● OBJECTIVE: Repeat the records word for word, excluding any picture.

● SOURCE MATERIAL:
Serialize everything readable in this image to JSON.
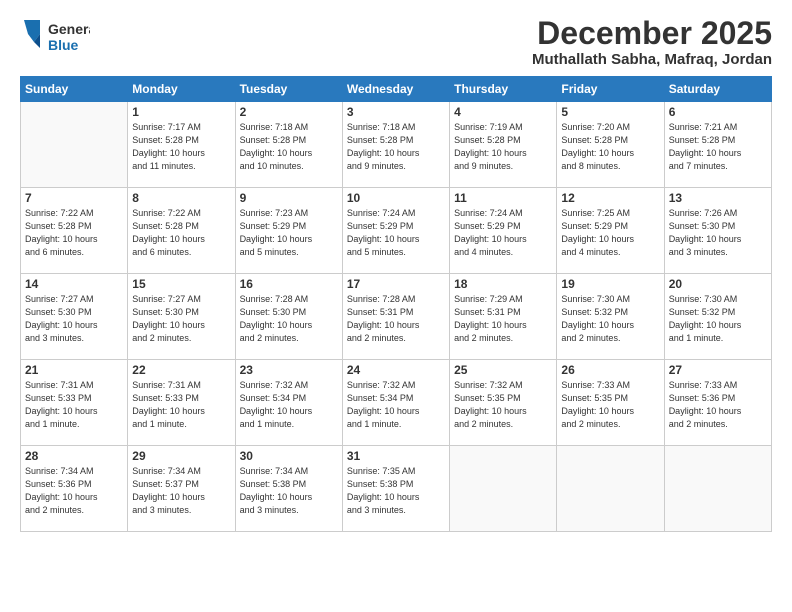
{
  "header": {
    "logo_general": "General",
    "logo_blue": "Blue",
    "month": "December 2025",
    "location": "Muthallath Sabha, Mafraq, Jordan"
  },
  "weekdays": [
    "Sunday",
    "Monday",
    "Tuesday",
    "Wednesday",
    "Thursday",
    "Friday",
    "Saturday"
  ],
  "weeks": [
    [
      {
        "day": "",
        "info": ""
      },
      {
        "day": "1",
        "info": "Sunrise: 7:17 AM\nSunset: 5:28 PM\nDaylight: 10 hours\nand 11 minutes."
      },
      {
        "day": "2",
        "info": "Sunrise: 7:18 AM\nSunset: 5:28 PM\nDaylight: 10 hours\nand 10 minutes."
      },
      {
        "day": "3",
        "info": "Sunrise: 7:18 AM\nSunset: 5:28 PM\nDaylight: 10 hours\nand 9 minutes."
      },
      {
        "day": "4",
        "info": "Sunrise: 7:19 AM\nSunset: 5:28 PM\nDaylight: 10 hours\nand 9 minutes."
      },
      {
        "day": "5",
        "info": "Sunrise: 7:20 AM\nSunset: 5:28 PM\nDaylight: 10 hours\nand 8 minutes."
      },
      {
        "day": "6",
        "info": "Sunrise: 7:21 AM\nSunset: 5:28 PM\nDaylight: 10 hours\nand 7 minutes."
      }
    ],
    [
      {
        "day": "7",
        "info": "Sunrise: 7:22 AM\nSunset: 5:28 PM\nDaylight: 10 hours\nand 6 minutes."
      },
      {
        "day": "8",
        "info": "Sunrise: 7:22 AM\nSunset: 5:28 PM\nDaylight: 10 hours\nand 6 minutes."
      },
      {
        "day": "9",
        "info": "Sunrise: 7:23 AM\nSunset: 5:29 PM\nDaylight: 10 hours\nand 5 minutes."
      },
      {
        "day": "10",
        "info": "Sunrise: 7:24 AM\nSunset: 5:29 PM\nDaylight: 10 hours\nand 5 minutes."
      },
      {
        "day": "11",
        "info": "Sunrise: 7:24 AM\nSunset: 5:29 PM\nDaylight: 10 hours\nand 4 minutes."
      },
      {
        "day": "12",
        "info": "Sunrise: 7:25 AM\nSunset: 5:29 PM\nDaylight: 10 hours\nand 4 minutes."
      },
      {
        "day": "13",
        "info": "Sunrise: 7:26 AM\nSunset: 5:30 PM\nDaylight: 10 hours\nand 3 minutes."
      }
    ],
    [
      {
        "day": "14",
        "info": "Sunrise: 7:27 AM\nSunset: 5:30 PM\nDaylight: 10 hours\nand 3 minutes."
      },
      {
        "day": "15",
        "info": "Sunrise: 7:27 AM\nSunset: 5:30 PM\nDaylight: 10 hours\nand 2 minutes."
      },
      {
        "day": "16",
        "info": "Sunrise: 7:28 AM\nSunset: 5:30 PM\nDaylight: 10 hours\nand 2 minutes."
      },
      {
        "day": "17",
        "info": "Sunrise: 7:28 AM\nSunset: 5:31 PM\nDaylight: 10 hours\nand 2 minutes."
      },
      {
        "day": "18",
        "info": "Sunrise: 7:29 AM\nSunset: 5:31 PM\nDaylight: 10 hours\nand 2 minutes."
      },
      {
        "day": "19",
        "info": "Sunrise: 7:30 AM\nSunset: 5:32 PM\nDaylight: 10 hours\nand 2 minutes."
      },
      {
        "day": "20",
        "info": "Sunrise: 7:30 AM\nSunset: 5:32 PM\nDaylight: 10 hours\nand 1 minute."
      }
    ],
    [
      {
        "day": "21",
        "info": "Sunrise: 7:31 AM\nSunset: 5:33 PM\nDaylight: 10 hours\nand 1 minute."
      },
      {
        "day": "22",
        "info": "Sunrise: 7:31 AM\nSunset: 5:33 PM\nDaylight: 10 hours\nand 1 minute."
      },
      {
        "day": "23",
        "info": "Sunrise: 7:32 AM\nSunset: 5:34 PM\nDaylight: 10 hours\nand 1 minute."
      },
      {
        "day": "24",
        "info": "Sunrise: 7:32 AM\nSunset: 5:34 PM\nDaylight: 10 hours\nand 1 minute."
      },
      {
        "day": "25",
        "info": "Sunrise: 7:32 AM\nSunset: 5:35 PM\nDaylight: 10 hours\nand 2 minutes."
      },
      {
        "day": "26",
        "info": "Sunrise: 7:33 AM\nSunset: 5:35 PM\nDaylight: 10 hours\nand 2 minutes."
      },
      {
        "day": "27",
        "info": "Sunrise: 7:33 AM\nSunset: 5:36 PM\nDaylight: 10 hours\nand 2 minutes."
      }
    ],
    [
      {
        "day": "28",
        "info": "Sunrise: 7:34 AM\nSunset: 5:36 PM\nDaylight: 10 hours\nand 2 minutes."
      },
      {
        "day": "29",
        "info": "Sunrise: 7:34 AM\nSunset: 5:37 PM\nDaylight: 10 hours\nand 3 minutes."
      },
      {
        "day": "30",
        "info": "Sunrise: 7:34 AM\nSunset: 5:38 PM\nDaylight: 10 hours\nand 3 minutes."
      },
      {
        "day": "31",
        "info": "Sunrise: 7:35 AM\nSunset: 5:38 PM\nDaylight: 10 hours\nand 3 minutes."
      },
      {
        "day": "",
        "info": ""
      },
      {
        "day": "",
        "info": ""
      },
      {
        "day": "",
        "info": ""
      }
    ]
  ]
}
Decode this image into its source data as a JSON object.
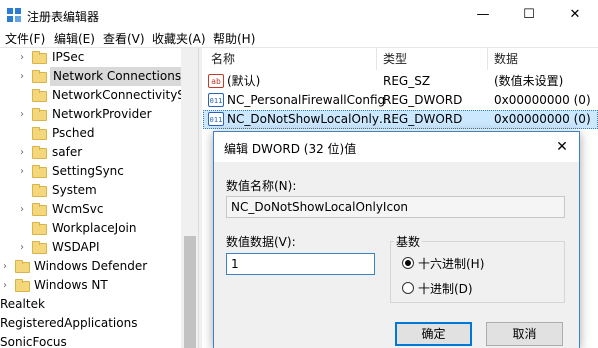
{
  "window": {
    "title": "注册表编辑器",
    "minimize": "—",
    "maximize": "☐",
    "close": "✕"
  },
  "menu": [
    "文件(F)",
    "编辑(E)",
    "查看(V)",
    "收藏夹(A)",
    "帮助(H)"
  ],
  "tree": {
    "items": [
      {
        "label": "IPSec",
        "expander": "›"
      },
      {
        "label": "Network Connections",
        "expander": "›",
        "selected": true
      },
      {
        "label": "NetworkConnectivityStat",
        "expander": ""
      },
      {
        "label": "NetworkProvider",
        "expander": "›"
      },
      {
        "label": "Psched",
        "expander": ""
      },
      {
        "label": "safer",
        "expander": "›"
      },
      {
        "label": "SettingSync",
        "expander": "›"
      },
      {
        "label": "System",
        "expander": ""
      },
      {
        "label": "WcmSvc",
        "expander": "›"
      },
      {
        "label": "WorkplaceJoin",
        "expander": ""
      },
      {
        "label": "WSDAPI",
        "expander": "›"
      },
      {
        "label": "Windows Defender",
        "expander": "›"
      },
      {
        "label": "Windows NT",
        "expander": "›"
      },
      {
        "label": "Realtek",
        "expander": ""
      },
      {
        "label": "RegisteredApplications",
        "expander": ""
      },
      {
        "label": "SonicFocus",
        "expander": ""
      }
    ]
  },
  "list": {
    "columns": [
      "名称",
      "类型",
      "数据"
    ],
    "rows": [
      {
        "name": "(默认)",
        "type": "REG_SZ",
        "data": "(数值未设置)",
        "icon": "ab"
      },
      {
        "name": "NC_PersonalFirewallConfig",
        "type": "REG_DWORD",
        "data": "0x00000000 (0)",
        "icon": "011"
      },
      {
        "name": "NC_DoNotShowLocalOnly…",
        "type": "REG_DWORD",
        "data": "0x00000000 (0)",
        "icon": "011"
      }
    ]
  },
  "dialog": {
    "title": "编辑 DWORD (32 位)值",
    "close": "✕",
    "value_name_label": "数值名称(N):",
    "value_name": "NC_DoNotShowLocalOnlyIcon",
    "value_data_label": "数值数据(V):",
    "value_data": "1",
    "base_label": "基数",
    "hex_label": "十六进制(H)",
    "dec_label": "十进制(D)",
    "hex_selected": true,
    "ok": "确定",
    "cancel": "取消"
  }
}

● SOLVED EXERCISE:
Serialize everything readable in this image to JSON.
{
  "header": {
    "logo_general": "General",
    "logo_blue": "Blue",
    "month": "December 2025",
    "location": "Muthallath Sabha, Mafraq, Jordan"
  },
  "weekdays": [
    "Sunday",
    "Monday",
    "Tuesday",
    "Wednesday",
    "Thursday",
    "Friday",
    "Saturday"
  ],
  "weeks": [
    [
      {
        "day": "",
        "info": ""
      },
      {
        "day": "1",
        "info": "Sunrise: 7:17 AM\nSunset: 5:28 PM\nDaylight: 10 hours\nand 11 minutes."
      },
      {
        "day": "2",
        "info": "Sunrise: 7:18 AM\nSunset: 5:28 PM\nDaylight: 10 hours\nand 10 minutes."
      },
      {
        "day": "3",
        "info": "Sunrise: 7:18 AM\nSunset: 5:28 PM\nDaylight: 10 hours\nand 9 minutes."
      },
      {
        "day": "4",
        "info": "Sunrise: 7:19 AM\nSunset: 5:28 PM\nDaylight: 10 hours\nand 9 minutes."
      },
      {
        "day": "5",
        "info": "Sunrise: 7:20 AM\nSunset: 5:28 PM\nDaylight: 10 hours\nand 8 minutes."
      },
      {
        "day": "6",
        "info": "Sunrise: 7:21 AM\nSunset: 5:28 PM\nDaylight: 10 hours\nand 7 minutes."
      }
    ],
    [
      {
        "day": "7",
        "info": "Sunrise: 7:22 AM\nSunset: 5:28 PM\nDaylight: 10 hours\nand 6 minutes."
      },
      {
        "day": "8",
        "info": "Sunrise: 7:22 AM\nSunset: 5:28 PM\nDaylight: 10 hours\nand 6 minutes."
      },
      {
        "day": "9",
        "info": "Sunrise: 7:23 AM\nSunset: 5:29 PM\nDaylight: 10 hours\nand 5 minutes."
      },
      {
        "day": "10",
        "info": "Sunrise: 7:24 AM\nSunset: 5:29 PM\nDaylight: 10 hours\nand 5 minutes."
      },
      {
        "day": "11",
        "info": "Sunrise: 7:24 AM\nSunset: 5:29 PM\nDaylight: 10 hours\nand 4 minutes."
      },
      {
        "day": "12",
        "info": "Sunrise: 7:25 AM\nSunset: 5:29 PM\nDaylight: 10 hours\nand 4 minutes."
      },
      {
        "day": "13",
        "info": "Sunrise: 7:26 AM\nSunset: 5:30 PM\nDaylight: 10 hours\nand 3 minutes."
      }
    ],
    [
      {
        "day": "14",
        "info": "Sunrise: 7:27 AM\nSunset: 5:30 PM\nDaylight: 10 hours\nand 3 minutes."
      },
      {
        "day": "15",
        "info": "Sunrise: 7:27 AM\nSunset: 5:30 PM\nDaylight: 10 hours\nand 2 minutes."
      },
      {
        "day": "16",
        "info": "Sunrise: 7:28 AM\nSunset: 5:30 PM\nDaylight: 10 hours\nand 2 minutes."
      },
      {
        "day": "17",
        "info": "Sunrise: 7:28 AM\nSunset: 5:31 PM\nDaylight: 10 hours\nand 2 minutes."
      },
      {
        "day": "18",
        "info": "Sunrise: 7:29 AM\nSunset: 5:31 PM\nDaylight: 10 hours\nand 2 minutes."
      },
      {
        "day": "19",
        "info": "Sunrise: 7:30 AM\nSunset: 5:32 PM\nDaylight: 10 hours\nand 2 minutes."
      },
      {
        "day": "20",
        "info": "Sunrise: 7:30 AM\nSunset: 5:32 PM\nDaylight: 10 hours\nand 1 minute."
      }
    ],
    [
      {
        "day": "21",
        "info": "Sunrise: 7:31 AM\nSunset: 5:33 PM\nDaylight: 10 hours\nand 1 minute."
      },
      {
        "day": "22",
        "info": "Sunrise: 7:31 AM\nSunset: 5:33 PM\nDaylight: 10 hours\nand 1 minute."
      },
      {
        "day": "23",
        "info": "Sunrise: 7:32 AM\nSunset: 5:34 PM\nDaylight: 10 hours\nand 1 minute."
      },
      {
        "day": "24",
        "info": "Sunrise: 7:32 AM\nSunset: 5:34 PM\nDaylight: 10 hours\nand 1 minute."
      },
      {
        "day": "25",
        "info": "Sunrise: 7:32 AM\nSunset: 5:35 PM\nDaylight: 10 hours\nand 2 minutes."
      },
      {
        "day": "26",
        "info": "Sunrise: 7:33 AM\nSunset: 5:35 PM\nDaylight: 10 hours\nand 2 minutes."
      },
      {
        "day": "27",
        "info": "Sunrise: 7:33 AM\nSunset: 5:36 PM\nDaylight: 10 hours\nand 2 minutes."
      }
    ],
    [
      {
        "day": "28",
        "info": "Sunrise: 7:34 AM\nSunset: 5:36 PM\nDaylight: 10 hours\nand 2 minutes."
      },
      {
        "day": "29",
        "info": "Sunrise: 7:34 AM\nSunset: 5:37 PM\nDaylight: 10 hours\nand 3 minutes."
      },
      {
        "day": "30",
        "info": "Sunrise: 7:34 AM\nSunset: 5:38 PM\nDaylight: 10 hours\nand 3 minutes."
      },
      {
        "day": "31",
        "info": "Sunrise: 7:35 AM\nSunset: 5:38 PM\nDaylight: 10 hours\nand 3 minutes."
      },
      {
        "day": "",
        "info": ""
      },
      {
        "day": "",
        "info": ""
      },
      {
        "day": "",
        "info": ""
      }
    ]
  ]
}
Decode this image into its source data as a JSON object.
{
  "window": {
    "title": "注册表编辑器",
    "minimize": "—",
    "maximize": "☐",
    "close": "✕"
  },
  "menu": [
    "文件(F)",
    "编辑(E)",
    "查看(V)",
    "收藏夹(A)",
    "帮助(H)"
  ],
  "tree": {
    "items": [
      {
        "label": "IPSec",
        "expander": "›"
      },
      {
        "label": "Network Connections",
        "expander": "›",
        "selected": true
      },
      {
        "label": "NetworkConnectivityStat",
        "expander": ""
      },
      {
        "label": "NetworkProvider",
        "expander": "›"
      },
      {
        "label": "Psched",
        "expander": ""
      },
      {
        "label": "safer",
        "expander": "›"
      },
      {
        "label": "SettingSync",
        "expander": "›"
      },
      {
        "label": "System",
        "expander": ""
      },
      {
        "label": "WcmSvc",
        "expander": "›"
      },
      {
        "label": "WorkplaceJoin",
        "expander": ""
      },
      {
        "label": "WSDAPI",
        "expander": "›"
      },
      {
        "label": "Windows Defender",
        "expander": "›"
      },
      {
        "label": "Windows NT",
        "expander": "›"
      },
      {
        "label": "Realtek",
        "expander": ""
      },
      {
        "label": "RegisteredApplications",
        "expander": ""
      },
      {
        "label": "SonicFocus",
        "expander": ""
      }
    ]
  },
  "list": {
    "columns": [
      "名称",
      "类型",
      "数据"
    ],
    "rows": [
      {
        "name": "(默认)",
        "type": "REG_SZ",
        "data": "(数值未设置)",
        "icon": "ab"
      },
      {
        "name": "NC_PersonalFirewallConfig",
        "type": "REG_DWORD",
        "data": "0x00000000 (0)",
        "icon": "011"
      },
      {
        "name": "NC_DoNotShowLocalOnly…",
        "type": "REG_DWORD",
        "data": "0x00000000 (0)",
        "icon": "011"
      }
    ]
  },
  "dialog": {
    "title": "编辑 DWORD (32 位)值",
    "close": "✕",
    "value_name_label": "数值名称(N):",
    "value_name": "NC_DoNotShowLocalOnlyIcon",
    "value_data_label": "数值数据(V):",
    "value_data": "1",
    "base_label": "基数",
    "hex_label": "十六进制(H)",
    "dec_label": "十进制(D)",
    "hex_selected": true,
    "ok": "确定",
    "cancel": "取消"
  }
}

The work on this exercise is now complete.